→ **Requirements**
Search the records for "資産の登録" and copy each line that holds it.

********

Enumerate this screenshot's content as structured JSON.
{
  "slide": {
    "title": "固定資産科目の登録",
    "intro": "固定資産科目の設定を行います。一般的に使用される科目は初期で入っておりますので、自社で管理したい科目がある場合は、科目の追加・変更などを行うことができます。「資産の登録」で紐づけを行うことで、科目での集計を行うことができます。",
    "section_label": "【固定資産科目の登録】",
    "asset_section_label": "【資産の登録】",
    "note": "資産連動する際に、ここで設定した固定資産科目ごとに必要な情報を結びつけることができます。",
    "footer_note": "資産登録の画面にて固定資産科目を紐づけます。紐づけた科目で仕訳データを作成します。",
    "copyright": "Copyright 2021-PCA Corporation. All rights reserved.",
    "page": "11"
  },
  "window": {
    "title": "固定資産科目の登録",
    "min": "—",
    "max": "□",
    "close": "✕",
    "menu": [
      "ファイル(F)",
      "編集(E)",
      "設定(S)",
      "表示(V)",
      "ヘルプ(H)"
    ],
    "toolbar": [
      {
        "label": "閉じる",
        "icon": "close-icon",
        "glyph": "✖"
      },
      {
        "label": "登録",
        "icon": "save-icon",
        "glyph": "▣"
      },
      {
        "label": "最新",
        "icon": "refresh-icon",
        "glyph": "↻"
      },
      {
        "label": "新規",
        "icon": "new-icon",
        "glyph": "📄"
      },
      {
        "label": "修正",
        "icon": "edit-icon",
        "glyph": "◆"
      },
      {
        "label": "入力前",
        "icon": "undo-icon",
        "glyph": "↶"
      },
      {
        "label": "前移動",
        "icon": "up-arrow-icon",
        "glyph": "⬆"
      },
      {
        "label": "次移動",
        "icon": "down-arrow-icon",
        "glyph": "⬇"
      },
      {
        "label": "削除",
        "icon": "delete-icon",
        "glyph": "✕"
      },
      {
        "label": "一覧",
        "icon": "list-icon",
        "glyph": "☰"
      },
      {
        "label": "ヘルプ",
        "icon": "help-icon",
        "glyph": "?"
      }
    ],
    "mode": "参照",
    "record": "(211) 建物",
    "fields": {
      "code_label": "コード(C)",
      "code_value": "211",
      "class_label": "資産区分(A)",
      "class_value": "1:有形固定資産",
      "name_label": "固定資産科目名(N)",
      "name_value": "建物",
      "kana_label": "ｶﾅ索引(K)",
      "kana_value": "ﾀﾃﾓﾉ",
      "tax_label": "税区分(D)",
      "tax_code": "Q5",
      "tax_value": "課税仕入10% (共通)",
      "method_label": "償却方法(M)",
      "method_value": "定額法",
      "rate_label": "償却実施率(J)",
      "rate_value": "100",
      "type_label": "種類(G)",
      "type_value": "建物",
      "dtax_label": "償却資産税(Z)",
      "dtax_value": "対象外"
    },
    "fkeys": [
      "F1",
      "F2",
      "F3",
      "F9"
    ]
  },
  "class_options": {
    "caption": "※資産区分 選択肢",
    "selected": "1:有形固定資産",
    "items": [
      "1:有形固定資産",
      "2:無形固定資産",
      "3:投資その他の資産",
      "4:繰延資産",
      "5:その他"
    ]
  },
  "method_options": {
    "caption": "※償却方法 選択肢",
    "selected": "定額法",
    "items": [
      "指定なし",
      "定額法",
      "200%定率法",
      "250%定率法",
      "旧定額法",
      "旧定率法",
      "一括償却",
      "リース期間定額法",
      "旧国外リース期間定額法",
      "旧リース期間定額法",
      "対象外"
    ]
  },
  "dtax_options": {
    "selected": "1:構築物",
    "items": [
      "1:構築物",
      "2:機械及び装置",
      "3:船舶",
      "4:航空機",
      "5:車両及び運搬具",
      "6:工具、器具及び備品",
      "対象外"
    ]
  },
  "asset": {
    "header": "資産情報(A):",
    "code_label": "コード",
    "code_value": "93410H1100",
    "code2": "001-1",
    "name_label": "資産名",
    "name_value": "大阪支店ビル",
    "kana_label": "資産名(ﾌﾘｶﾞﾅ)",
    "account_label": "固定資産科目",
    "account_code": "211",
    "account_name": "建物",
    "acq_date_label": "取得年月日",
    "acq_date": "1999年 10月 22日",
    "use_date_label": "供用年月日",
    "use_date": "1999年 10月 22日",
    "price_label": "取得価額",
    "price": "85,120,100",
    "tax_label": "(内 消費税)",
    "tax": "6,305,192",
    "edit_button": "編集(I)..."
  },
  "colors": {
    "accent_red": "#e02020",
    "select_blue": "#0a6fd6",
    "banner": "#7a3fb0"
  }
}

********

→ **Answer**
    "intro": "固定資産科目の設定を行います。一般的に使用される科目は初期で入っておりますので、自社で管理したい科目がある場合は、科目の追加・変更などを行うことができます。「資産の登録」で紐づけを行うことで、科目での集計を行うことができます。",
    "asset_section_label": "【資産の登録】",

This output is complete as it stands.